> SHORT EXERCISE: Put the lines of all the items below into a Markdown table with two columns, Row for the running number and Text for the line, leaving out blank lines. Omit the pictures from your answer.

Dataset entries
::::
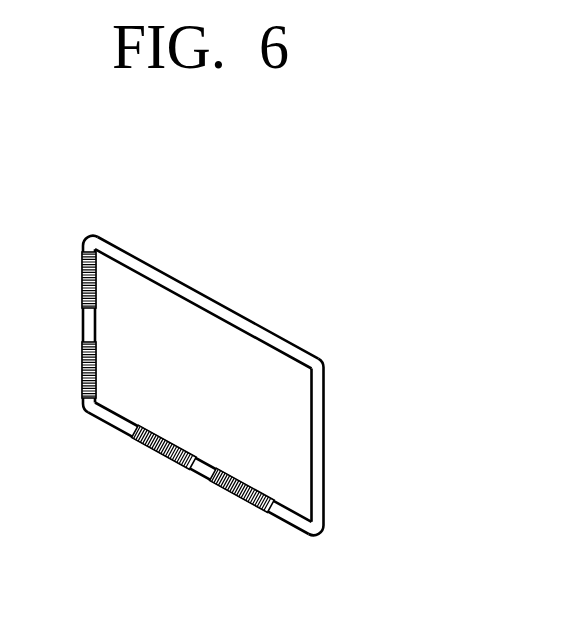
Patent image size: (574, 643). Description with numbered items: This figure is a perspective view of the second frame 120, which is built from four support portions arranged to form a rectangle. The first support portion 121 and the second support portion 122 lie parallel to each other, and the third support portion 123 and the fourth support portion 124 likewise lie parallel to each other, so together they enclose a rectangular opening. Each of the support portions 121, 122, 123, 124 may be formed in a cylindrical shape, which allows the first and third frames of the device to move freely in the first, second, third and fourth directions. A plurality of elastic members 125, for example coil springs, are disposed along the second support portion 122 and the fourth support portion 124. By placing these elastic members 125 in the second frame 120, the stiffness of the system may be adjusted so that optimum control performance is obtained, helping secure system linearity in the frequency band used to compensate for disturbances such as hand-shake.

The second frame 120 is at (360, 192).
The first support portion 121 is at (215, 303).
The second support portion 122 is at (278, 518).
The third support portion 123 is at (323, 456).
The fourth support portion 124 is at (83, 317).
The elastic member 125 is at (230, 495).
::::
> PROBLEM SOLUTION:
| Row | Text |
|---|---|
| 1 | Patent image size: (574, 643). Description with numbered items: This figure is a perspective view of the second frame 120, which is built from four support portions arranged to form a rectangle. The first support portion 121 and the second support portion 122 lie parallel to each other, and the third support portion 123 and the fourth support portion 124 likewise lie parallel to each other, so together they enclose a rectangular opening. Each of the support portions 121, 122, 123, 124 may be formed in a cylindrical shape, which allows the first and third frames of the device to move freely in the first, second, third and fourth directions. A plurality of elastic members 125, for example coil springs, are disposed along the second support portion 122 and the fourth support portion 124. By placing these elastic members 125 in the second frame 120, the stiffness of the system may be adjusted so that optimum control performance is obtained, helping secure system linearity in the frequency band used to compensate for disturbances such as hand-shake. |
| 2 | The second frame 120 is at (360, 192). |
| 3 | The first support portion 121 is at (215, 303). |
| 4 | The second support portion 122 is at (278, 518). |
| 5 | The third support portion 123 is at (323, 456). |
| 6 | The fourth support portion 124 is at (83, 317). |
| 7 | The elastic member 125 is at (230, 495). |